» **Passage**
[start]

If you imagine that extract-readings just does something like walk through all readings and return a map of the temperatures it picks up, then this will collect all readings from a jar and return a hash-map containing the year parsed and the mean temp. for that year- Quite neat for about 20 lines of Clojure.

With the ability to peek through the tar into the GZip and through the compression into the text, we can start writing extract-readings. The easiest thing to do, would be to have a for-loop run through every line of the GZips and merge those line into 1 huge sequence, giving is a line-seq of all the GZips. The problem however, is that Java spends 2 bytes per char in a String. If we apply the math to the set from 2002. It goes like this

77 Mb Tarball => 10.000 Gzips weighing 360 Mb => Strings worth at least 3.6 Gb

That means for a weak system as mine, I'm down from the count once we reach 1950. So that deprives me of the luxury of picking columns out at the higest level of the parser, meaning my extract-readings function needs to be more specific than just pulling out 1 line at a time:

(defn extract-readings
  [tarstream stn-ids wban-ids]
  (->> (Double. (nth (cols data) 3))
       (for [data (rest (line-stream tarstream file))])
       (for [file (repeatedly #(.getNextEntry tarstream))
             :while file
             :when (let [[_ stn wban] (re-find #"(\d+)-(\d+)" (.getName file))]
                     (and (not (.isDirectory file))
                          (or (stn-ids stn) (wban-ids wban))))])
       flatten))

If you're new to ->> thats probably not easy to read. First I know that I want to work on every line of each file, so I pull out the 4.th column from calling 'cols' on that line. Cols just splits on spaces. And then I cast that to a Double. That expression is then fed to the first for loop which runs through all of the lines in the file where file is the result of the final for loop. The final for loops runs through all the entries in the tarball, picking out those entries which are not directories and are in the valid stations list, ie. stn-ids & wban-ids respectively.

Currently we're running about 30 lines of Clojure and we've already got our main data extraction function set up. On the JVM we have several options when wanting to process data concurrently: Agents that carry state in asynchronized processes, futures that are just threads, promises and more. For this job there were two ways which seem appealing: Either LinkedBlockingQueue or a Parallelized map. I opted for #2. Pmap walks the data using a 'sliding window' approach, meaning if a thread is falling too far behind pmap will wait - This is good because of the heavy memory load inherent to this challenge. With LinkedBlockingQueue you have to decide on a number of workers but with pmap you just have to think in chunks - ie. how big do I want them? For this job its a no-brainer: A chunk = A tarball.


Ready to Launch

Now with the above functions implemented you have very free hands to decide how you want to attack the data, show/save the output etc etc, here's one way to go:

(defn process-weather-data
  [dataset history-file]
  (let [stations   (northern-stations history-file)
        stn-ids    (disj (set (:stn stations))  "999999")
        wban-ids   (disj (set (:wban stations)) "999999")
        dataset    (->> (File. dataset) file-seq (filter #(.isFile %)) sort)
        headers    [:stn :wban :yearmoda :temp]
        result     (->> dataset
                        (pmap #(process-tarball % stn-ids wban-ids headers))

[end]

» **Collected material**
[start]

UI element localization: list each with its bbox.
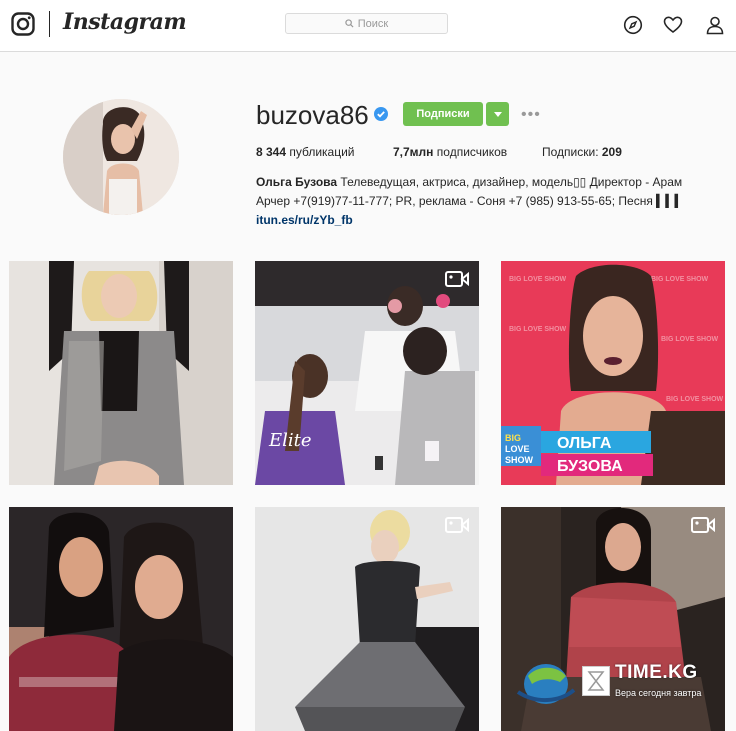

[end]

» **Prompt 1**
Which keywords does the headers vector in the process-weather-data function of the Clojure weather-data walkthrough contain?
» **Prompt 2**
Pick up the Clojure weather-data walkthrough from the point where it stops, and keep writing it.

» **Written answer 1**
:stn, :wban, :yearmoda, :temp

» **Written answer 2**
                        doall)]
    (spit "result" (sort-by :year result))))

(my runtime: 1 hour 20 minutes)

First we pull out the stations on the Northern Hemisphere and break that down into 2 sets (for fast comparisons). Then from both of those I disjoin "999999" which per convention is an empty field (see the README on NOAA). Then I take the path 'dataset' and mangle it into a sequence of the files, sorted by ascending order. The sort is nice because 1) It allows me to track progress, 2) The 2 largest data-sets will only have 2 threads running instead of 4 for the majority of the time. Then I manually define some headers, it wouldn't be hard to rip them from a tarball, but there's no need. Finally I start off the process calling pmap which launches 4 threads.

To avoid my system buckling (and spending excessive time) and boot a lean Arch installation, which claims less than 100Mb of RAM for itself - After 5 minutes this was the scenario:

[caption id="" align="aligncenter" width="550" caption="5 minutes in"]5 minutes in[/caption]

Couldn't be better, both cores are boiling and the memory isn't headed toward a heap explosion. After 45 minutes, this was the situation:

[caption id="" align="aligncenter" width="550" caption="45 minutes in"]45 minutes in[/caption]


The memory consumption has stabilized at 79.2% and both cores are still going full speed - excellent!


Results - Round 1

With the data 'spit' directly into a result file, its easy read it back and mangle it any way we want. For instance:

(doseq [{:keys [year mean]} (read-string (slurp "result"))]
             (println (format "%s\t%s" year (if mean
                                                (str (/ (* (- mean 32) 5) 9) )
                                                "null"))))

That will give you 2 columns of the readings converted to celcius, which you can copy/paste into your favorite Spreadsheet editor and observe the following:

[caption id="" align="aligncenter" width="601" caption="Temperature Graph #1"]Temperature Graph #1[/caption]


And now perhaps you're wondering, where's the Hockey Stick ? Well one explanation could be, that we're actually not doing a very good job at picking our input data, as we have simply parsed all available data. Because we see an explosion in the number of weather stations in the years 1995 - 2009 it's a fair assumption that if these are unevenly distributed then because of their great number they distort the graph quite a bit.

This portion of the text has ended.